• _Work required_: From the entries provided below, copy each line that contains the word "PSCM".

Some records

__________________________________________________

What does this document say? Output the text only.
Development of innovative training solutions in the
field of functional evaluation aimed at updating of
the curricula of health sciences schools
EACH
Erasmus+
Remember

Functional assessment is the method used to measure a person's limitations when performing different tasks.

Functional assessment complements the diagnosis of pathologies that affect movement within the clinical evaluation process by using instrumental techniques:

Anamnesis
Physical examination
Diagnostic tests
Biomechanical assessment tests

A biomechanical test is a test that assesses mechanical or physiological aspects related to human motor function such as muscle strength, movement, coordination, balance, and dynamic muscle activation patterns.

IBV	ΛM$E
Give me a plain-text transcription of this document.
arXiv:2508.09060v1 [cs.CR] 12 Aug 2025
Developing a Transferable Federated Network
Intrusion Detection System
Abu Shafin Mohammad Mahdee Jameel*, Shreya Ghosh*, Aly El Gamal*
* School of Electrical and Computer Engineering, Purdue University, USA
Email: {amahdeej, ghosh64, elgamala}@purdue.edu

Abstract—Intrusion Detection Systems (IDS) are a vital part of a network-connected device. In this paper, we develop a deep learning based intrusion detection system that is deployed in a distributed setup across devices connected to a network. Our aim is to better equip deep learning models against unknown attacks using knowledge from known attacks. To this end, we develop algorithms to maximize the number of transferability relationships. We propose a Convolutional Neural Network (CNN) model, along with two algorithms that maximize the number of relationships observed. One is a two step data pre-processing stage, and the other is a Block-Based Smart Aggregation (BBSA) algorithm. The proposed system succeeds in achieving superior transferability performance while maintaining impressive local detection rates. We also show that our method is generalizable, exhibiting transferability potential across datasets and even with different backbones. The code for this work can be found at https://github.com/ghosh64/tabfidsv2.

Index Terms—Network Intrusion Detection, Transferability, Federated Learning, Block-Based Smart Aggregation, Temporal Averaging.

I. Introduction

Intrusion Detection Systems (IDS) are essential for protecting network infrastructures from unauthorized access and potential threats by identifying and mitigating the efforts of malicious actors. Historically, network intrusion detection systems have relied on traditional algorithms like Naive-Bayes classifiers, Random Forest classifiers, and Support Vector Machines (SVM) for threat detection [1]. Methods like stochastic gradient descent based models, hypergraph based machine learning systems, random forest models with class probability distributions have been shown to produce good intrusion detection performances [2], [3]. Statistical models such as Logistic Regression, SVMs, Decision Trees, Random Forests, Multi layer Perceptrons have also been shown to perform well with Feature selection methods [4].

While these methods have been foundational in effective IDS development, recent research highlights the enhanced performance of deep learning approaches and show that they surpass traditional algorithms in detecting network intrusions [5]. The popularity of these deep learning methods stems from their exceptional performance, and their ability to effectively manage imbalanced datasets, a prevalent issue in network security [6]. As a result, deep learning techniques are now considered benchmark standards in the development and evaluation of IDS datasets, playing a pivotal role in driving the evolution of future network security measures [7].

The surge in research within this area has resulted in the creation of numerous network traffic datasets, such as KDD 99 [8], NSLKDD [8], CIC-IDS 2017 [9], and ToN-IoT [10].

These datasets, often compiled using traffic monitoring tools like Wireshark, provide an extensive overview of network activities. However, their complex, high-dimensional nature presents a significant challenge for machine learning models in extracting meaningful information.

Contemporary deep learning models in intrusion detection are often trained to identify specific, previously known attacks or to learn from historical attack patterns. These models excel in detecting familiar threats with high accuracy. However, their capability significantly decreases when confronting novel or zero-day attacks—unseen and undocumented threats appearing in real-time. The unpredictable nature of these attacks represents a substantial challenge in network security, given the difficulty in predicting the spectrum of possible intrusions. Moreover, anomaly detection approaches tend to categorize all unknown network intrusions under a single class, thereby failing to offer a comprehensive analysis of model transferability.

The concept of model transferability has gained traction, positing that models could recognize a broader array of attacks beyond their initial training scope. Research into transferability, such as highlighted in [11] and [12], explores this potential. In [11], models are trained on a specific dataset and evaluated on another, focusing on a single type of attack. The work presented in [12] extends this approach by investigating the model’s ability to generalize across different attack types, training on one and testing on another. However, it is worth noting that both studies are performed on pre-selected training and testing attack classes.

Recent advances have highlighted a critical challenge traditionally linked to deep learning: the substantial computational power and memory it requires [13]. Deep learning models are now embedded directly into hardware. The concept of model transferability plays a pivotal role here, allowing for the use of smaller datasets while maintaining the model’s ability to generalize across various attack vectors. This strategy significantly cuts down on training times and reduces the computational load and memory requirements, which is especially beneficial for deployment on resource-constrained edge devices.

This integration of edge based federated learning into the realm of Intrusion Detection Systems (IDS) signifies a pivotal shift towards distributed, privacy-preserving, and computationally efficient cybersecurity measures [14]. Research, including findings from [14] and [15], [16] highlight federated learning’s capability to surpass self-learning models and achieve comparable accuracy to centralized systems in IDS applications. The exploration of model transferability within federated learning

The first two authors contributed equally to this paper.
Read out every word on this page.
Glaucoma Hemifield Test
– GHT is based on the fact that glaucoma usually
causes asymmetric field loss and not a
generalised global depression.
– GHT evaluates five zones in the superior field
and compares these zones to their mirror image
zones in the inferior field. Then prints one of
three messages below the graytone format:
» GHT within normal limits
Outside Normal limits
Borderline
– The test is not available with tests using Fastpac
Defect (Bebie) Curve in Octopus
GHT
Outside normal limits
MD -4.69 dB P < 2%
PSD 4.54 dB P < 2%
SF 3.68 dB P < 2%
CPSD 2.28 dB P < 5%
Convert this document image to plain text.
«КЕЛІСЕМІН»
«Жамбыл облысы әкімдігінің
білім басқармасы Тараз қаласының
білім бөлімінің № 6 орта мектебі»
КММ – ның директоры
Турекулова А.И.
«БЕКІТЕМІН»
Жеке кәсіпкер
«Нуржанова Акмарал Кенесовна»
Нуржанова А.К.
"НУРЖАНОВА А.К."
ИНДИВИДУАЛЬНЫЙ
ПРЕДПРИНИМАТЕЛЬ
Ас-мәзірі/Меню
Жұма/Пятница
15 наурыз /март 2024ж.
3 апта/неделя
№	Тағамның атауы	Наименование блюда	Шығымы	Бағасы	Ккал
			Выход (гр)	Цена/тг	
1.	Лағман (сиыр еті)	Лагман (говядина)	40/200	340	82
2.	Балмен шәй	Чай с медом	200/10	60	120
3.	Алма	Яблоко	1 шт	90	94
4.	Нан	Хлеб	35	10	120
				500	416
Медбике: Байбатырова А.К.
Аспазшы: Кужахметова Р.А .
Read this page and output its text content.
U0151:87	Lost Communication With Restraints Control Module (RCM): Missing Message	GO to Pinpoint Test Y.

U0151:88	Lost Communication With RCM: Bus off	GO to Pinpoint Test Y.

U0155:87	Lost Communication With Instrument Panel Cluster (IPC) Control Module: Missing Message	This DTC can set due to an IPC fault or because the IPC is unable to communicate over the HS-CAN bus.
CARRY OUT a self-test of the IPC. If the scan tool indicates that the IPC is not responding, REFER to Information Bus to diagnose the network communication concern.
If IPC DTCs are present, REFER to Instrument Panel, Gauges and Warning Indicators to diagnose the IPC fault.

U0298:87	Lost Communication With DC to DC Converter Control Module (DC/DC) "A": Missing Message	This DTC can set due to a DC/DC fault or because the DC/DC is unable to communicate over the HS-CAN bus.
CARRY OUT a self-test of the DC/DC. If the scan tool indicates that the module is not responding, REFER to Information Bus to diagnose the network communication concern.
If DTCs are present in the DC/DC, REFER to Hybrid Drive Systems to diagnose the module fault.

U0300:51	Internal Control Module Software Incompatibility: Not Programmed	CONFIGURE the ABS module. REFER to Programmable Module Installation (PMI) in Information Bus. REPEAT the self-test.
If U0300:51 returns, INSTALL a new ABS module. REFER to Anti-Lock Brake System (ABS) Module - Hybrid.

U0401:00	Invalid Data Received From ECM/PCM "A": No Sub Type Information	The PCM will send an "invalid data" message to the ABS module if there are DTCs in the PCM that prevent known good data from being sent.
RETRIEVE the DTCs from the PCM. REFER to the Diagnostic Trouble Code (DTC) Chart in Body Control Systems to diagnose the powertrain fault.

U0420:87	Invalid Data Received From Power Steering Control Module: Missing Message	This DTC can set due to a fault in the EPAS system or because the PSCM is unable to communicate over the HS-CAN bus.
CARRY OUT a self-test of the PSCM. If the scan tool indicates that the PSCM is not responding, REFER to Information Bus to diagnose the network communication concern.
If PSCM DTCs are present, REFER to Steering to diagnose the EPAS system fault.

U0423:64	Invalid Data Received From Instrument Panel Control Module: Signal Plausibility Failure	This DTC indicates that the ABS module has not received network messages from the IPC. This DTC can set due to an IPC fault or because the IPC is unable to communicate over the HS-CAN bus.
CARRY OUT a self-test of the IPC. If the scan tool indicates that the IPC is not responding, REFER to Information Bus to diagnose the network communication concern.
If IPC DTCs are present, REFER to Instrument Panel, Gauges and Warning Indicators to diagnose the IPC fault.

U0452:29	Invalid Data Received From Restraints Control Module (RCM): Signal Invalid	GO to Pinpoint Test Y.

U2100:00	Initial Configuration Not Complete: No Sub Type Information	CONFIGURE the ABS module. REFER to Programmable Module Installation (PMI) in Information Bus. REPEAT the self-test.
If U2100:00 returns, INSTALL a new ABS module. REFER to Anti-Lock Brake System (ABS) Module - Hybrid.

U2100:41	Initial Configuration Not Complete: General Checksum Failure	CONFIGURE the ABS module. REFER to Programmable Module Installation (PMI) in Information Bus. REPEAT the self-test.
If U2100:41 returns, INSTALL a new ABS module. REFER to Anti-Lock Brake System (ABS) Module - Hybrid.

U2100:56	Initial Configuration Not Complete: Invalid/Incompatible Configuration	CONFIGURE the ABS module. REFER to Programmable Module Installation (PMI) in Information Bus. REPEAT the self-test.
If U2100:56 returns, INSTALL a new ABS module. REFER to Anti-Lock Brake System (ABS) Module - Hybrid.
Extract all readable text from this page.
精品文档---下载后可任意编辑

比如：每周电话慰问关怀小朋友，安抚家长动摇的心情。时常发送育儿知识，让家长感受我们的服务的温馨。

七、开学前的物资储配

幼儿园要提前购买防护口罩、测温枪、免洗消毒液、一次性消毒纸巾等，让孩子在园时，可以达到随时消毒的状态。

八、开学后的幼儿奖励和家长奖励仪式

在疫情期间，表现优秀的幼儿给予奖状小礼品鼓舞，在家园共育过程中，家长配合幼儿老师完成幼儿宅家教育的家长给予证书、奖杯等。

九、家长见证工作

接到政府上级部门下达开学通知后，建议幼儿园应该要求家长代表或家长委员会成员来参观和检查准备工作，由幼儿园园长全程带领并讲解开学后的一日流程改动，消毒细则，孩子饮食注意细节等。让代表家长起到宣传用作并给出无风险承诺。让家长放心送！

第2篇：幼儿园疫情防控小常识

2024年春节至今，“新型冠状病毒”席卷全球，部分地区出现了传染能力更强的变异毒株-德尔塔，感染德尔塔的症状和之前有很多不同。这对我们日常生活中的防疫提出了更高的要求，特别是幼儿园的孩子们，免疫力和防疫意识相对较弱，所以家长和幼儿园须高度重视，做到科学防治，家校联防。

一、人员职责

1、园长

__________________________________________________

• _Full response_:
U0420:87	Invalid Data Received From Power Steering Control Module: Missing Message	This DTC can set due to a fault in the EPAS system or because the PSCM is unable to communicate over the HS-CAN bus.
CARRY OUT a self-test of the PSCM. If the scan tool indicates that the PSCM is not responding, REFER to Information Bus to diagnose the network communication concern.
If PSCM DTCs are present, REFER to Steering to diagnose the EPAS system fault.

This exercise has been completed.